**Documento de origem:**
--------------------

A decisão foi das mais
acertadas. A gravação vendeu relativamente bem, dando impulso à carreira de
Halley e de sua nova banda. Seu primeiro grande sucesso, porém, foi a
composição “Crazy man crazy”, gravada em 1952, o primeiro rock (alguns já
chamavam o ritmo dessa forma) a entrar na parada de sucessos em âmbito
nacional. Nesse mesmo ano, a banda “The Saddlemen” trocou de nome, adotando o
atual, “The Comets”. Não estranhem. É atual mesmo. Apesar da morte de Bill
Halley, em 9 de fevereiro de 1981, aos 55 anos, em Harlington, no Texas, o
grupo existe até hoje e continua se apresentando ao redor do mundo. Seus
integrantes estão na faixa etária dos 72 aos 85 anos, mas os “The Comets” parecem
incansáveis, apresentando-se com o mesmo entusiasmo e vigor da juventude, em
shows e mais shows, nas sucessivas turnês que realizam.
“Rock Around the
Clock”, considerada a “certidão de nascimento” do rock, foi composta em 1953. O
curioso é que a gravadora, inicialmente, recusou-se a gravá-la, sob pretexto de
que não era “comercial”. Seu compositor, todavia, insistiu, insistiu e insistiu
até que teve êxito. A composição foi gravada, mas apenas em 12 de abril de
1954. A princípio, não emplacou, dando razão à gravadora que não via nenhum
futuro nela. Halley, contudo, não desistiu. E nem precisava dessa canção – ele
já fazia estrondoso sucesso com outra composição sua, “Shake, Rattle and Roll”.

--------------------

**Problema A:** Indique se cada afirmação está de acordo com o texto sobre Bill Halley e os Comets: (i) a composição “Crazy man crazy” foi gravada em 1952; (ii) “Rock Around the Clock” fez sucesso assim que foi gravada; (iii) Bill Halley morreu aos 55 anos. Responda a cada uma com sim ou não e transcreva o trecho do texto que justifica a resposta.
**Problema B:** Dê continuidade ao texto sobre Bill Halley e os Comets, começando logo após a última frase apresentada.

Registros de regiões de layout
--------------------

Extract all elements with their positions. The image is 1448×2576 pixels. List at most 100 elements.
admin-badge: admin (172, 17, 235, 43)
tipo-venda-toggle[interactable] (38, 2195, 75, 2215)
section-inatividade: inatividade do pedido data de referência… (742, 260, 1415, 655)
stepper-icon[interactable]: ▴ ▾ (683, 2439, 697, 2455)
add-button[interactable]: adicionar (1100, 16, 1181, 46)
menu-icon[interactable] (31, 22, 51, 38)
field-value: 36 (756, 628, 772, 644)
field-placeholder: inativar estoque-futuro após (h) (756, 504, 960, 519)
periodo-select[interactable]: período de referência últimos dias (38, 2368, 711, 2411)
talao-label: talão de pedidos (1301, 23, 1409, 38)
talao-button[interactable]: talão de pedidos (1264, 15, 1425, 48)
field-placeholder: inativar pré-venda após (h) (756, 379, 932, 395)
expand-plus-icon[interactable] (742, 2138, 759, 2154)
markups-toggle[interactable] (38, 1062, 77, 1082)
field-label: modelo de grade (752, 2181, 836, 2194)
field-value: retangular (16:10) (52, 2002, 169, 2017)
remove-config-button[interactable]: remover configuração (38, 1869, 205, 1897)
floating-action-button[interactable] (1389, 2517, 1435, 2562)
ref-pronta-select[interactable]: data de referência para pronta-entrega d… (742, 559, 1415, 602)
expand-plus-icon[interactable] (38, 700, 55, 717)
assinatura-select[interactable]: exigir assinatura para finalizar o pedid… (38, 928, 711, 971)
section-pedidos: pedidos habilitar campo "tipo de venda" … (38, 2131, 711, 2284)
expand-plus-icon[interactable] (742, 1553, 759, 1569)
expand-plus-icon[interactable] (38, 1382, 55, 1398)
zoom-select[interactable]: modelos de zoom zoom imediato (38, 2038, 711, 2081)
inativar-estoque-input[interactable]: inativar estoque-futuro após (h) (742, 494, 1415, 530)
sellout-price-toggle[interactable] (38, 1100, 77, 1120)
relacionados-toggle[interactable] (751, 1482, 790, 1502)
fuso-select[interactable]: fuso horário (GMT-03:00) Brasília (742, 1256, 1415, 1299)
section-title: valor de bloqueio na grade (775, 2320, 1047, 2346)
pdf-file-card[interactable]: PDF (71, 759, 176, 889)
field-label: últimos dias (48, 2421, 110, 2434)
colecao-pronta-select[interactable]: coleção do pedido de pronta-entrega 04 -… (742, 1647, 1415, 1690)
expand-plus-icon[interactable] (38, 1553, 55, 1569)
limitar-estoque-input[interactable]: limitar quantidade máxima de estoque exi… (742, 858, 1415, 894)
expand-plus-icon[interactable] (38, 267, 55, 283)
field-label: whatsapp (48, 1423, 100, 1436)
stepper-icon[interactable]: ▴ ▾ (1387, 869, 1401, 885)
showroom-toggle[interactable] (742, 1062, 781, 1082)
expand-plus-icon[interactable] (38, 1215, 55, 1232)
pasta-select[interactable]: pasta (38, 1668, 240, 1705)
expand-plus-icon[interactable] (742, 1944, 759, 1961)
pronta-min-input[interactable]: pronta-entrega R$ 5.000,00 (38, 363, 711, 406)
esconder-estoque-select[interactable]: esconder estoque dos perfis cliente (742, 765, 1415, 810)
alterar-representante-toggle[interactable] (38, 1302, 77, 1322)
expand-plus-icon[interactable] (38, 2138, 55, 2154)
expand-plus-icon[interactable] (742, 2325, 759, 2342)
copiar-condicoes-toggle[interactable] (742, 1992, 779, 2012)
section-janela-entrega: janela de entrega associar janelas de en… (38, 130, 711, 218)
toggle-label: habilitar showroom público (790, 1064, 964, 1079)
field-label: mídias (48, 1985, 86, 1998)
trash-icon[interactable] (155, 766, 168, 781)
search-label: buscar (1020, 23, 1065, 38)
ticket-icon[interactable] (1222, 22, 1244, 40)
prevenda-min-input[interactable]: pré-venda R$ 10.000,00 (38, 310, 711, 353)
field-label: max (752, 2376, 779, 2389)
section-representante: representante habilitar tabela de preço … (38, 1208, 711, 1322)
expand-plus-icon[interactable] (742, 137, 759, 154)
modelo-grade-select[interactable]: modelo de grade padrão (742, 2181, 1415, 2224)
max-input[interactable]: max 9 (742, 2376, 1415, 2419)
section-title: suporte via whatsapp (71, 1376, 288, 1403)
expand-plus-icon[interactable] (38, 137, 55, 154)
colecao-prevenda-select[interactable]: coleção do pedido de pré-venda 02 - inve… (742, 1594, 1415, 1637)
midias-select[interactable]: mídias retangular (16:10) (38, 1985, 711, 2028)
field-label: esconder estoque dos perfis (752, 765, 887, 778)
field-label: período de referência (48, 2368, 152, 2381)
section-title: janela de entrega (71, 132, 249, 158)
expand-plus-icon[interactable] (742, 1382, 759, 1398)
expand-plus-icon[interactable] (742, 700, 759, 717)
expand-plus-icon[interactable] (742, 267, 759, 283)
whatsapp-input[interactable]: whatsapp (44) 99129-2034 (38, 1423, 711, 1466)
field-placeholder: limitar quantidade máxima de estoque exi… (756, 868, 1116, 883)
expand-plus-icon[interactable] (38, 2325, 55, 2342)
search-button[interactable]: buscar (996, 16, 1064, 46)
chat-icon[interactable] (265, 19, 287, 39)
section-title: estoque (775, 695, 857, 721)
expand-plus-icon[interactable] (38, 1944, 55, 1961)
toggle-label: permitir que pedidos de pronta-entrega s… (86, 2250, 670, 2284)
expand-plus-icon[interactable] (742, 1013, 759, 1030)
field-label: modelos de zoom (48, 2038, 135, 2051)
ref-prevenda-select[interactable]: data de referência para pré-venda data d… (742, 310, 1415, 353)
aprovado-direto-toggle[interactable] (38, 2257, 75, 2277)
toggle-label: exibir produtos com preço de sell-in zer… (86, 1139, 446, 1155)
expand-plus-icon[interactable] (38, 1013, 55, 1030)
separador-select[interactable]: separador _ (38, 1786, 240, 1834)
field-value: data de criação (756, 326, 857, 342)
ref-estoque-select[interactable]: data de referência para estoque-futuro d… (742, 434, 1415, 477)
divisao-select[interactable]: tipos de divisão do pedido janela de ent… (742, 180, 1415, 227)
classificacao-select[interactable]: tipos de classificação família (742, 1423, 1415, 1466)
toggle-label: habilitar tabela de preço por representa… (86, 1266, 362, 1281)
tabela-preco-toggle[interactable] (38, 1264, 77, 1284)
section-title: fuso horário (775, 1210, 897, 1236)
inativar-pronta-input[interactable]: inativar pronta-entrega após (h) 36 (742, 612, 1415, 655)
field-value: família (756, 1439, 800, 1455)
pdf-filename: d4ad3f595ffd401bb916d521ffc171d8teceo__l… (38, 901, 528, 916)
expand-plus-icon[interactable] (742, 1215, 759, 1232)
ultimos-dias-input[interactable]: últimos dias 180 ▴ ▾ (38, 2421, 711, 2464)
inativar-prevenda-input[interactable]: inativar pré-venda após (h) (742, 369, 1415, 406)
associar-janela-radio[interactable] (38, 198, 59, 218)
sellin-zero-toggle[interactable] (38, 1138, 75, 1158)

--------------------

**Resposta final A:**
(i) Sim: “gravada em 1952, o primeiro rock”.
(ii) Não: “A princípio, não emplacou”.
(iii) Sim: “aos 55 anos”.

**Resposta final B:**
Promoveu-a, todavia, junto aos programadores das emissoras de rádio, incluiu-a
em todos os shows que fazia e... finalmente, deu no que deu. “Rock Around the
Clock” tornou-se o hit dos hits dos roqueiros, integrou a trilha sonora do
filme “Blackboard Jungle” e lançou, de vez, para a posteridade, o novo e
exótico ritmo. Seu teimoso compositor é reverenciado graças, sobretudo, a essa
composição, até hoje, por bilhões (e não é exagero meu, é por bilhões mesmo) de
fãs nos Estados Unidos, Europa, Américas, Ásia e ao redor do Planeta. Além
disso, integra o “Hall da Fama do Rock and Roll” desde 1987, seis anos após sua
morte. Valeu ou não valeu a pena tanta insistência (ou teimosia)?